- What you need to do -
Locate every line that holds the string "Nemzeti" and copy it.

- Entries provided -
════════

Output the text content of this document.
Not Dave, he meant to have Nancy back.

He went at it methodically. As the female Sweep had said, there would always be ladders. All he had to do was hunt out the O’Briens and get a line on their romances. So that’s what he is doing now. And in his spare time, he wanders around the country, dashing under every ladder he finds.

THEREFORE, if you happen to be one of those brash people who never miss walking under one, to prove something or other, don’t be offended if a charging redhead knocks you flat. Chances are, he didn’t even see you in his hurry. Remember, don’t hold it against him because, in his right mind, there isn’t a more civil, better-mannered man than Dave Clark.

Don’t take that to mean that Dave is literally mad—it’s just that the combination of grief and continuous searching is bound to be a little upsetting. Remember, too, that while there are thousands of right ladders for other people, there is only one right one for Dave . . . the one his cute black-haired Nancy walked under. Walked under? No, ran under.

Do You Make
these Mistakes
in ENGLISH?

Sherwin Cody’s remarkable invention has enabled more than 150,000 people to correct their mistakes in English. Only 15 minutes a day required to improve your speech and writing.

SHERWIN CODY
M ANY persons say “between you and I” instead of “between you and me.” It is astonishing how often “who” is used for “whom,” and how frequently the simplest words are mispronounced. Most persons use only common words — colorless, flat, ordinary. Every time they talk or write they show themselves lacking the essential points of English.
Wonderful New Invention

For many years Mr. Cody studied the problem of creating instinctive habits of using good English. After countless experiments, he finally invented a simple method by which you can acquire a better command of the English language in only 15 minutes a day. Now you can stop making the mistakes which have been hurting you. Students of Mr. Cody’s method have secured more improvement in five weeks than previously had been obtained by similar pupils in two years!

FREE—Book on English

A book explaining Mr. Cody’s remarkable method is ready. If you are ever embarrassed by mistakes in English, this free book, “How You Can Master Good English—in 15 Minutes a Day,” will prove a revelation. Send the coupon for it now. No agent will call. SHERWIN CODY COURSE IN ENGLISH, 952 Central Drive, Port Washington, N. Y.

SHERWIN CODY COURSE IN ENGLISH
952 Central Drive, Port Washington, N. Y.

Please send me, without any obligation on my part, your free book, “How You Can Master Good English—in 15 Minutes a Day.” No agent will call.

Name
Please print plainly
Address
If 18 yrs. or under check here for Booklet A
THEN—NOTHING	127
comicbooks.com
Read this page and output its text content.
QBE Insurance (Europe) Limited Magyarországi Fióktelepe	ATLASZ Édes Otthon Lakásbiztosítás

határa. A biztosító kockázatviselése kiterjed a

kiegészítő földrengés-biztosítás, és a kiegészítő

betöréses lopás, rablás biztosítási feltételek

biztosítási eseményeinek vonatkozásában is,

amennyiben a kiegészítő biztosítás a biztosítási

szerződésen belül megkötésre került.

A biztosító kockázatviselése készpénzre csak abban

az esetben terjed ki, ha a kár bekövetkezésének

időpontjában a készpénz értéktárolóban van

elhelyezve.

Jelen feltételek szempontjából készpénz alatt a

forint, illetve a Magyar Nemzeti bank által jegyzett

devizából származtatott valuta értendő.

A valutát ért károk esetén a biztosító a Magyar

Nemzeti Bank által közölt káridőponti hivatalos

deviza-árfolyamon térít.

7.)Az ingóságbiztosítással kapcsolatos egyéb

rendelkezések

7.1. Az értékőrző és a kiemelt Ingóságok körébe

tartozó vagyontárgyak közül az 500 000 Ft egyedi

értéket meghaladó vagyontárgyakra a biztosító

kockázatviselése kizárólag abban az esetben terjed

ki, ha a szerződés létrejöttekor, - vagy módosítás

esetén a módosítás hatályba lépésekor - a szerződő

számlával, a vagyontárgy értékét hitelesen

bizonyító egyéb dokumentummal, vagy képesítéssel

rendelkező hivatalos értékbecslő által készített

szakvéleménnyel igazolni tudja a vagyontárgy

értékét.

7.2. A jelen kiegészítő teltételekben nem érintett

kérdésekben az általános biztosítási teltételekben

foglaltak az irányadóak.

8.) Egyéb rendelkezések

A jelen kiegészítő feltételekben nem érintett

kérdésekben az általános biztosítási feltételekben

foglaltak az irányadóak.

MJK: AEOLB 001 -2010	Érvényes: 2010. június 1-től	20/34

════════

- The solution -
forint, illetve a Magyar Nemzeti bank által jegyzett
Nemzeti Bank által közölt káridőponti hivatalos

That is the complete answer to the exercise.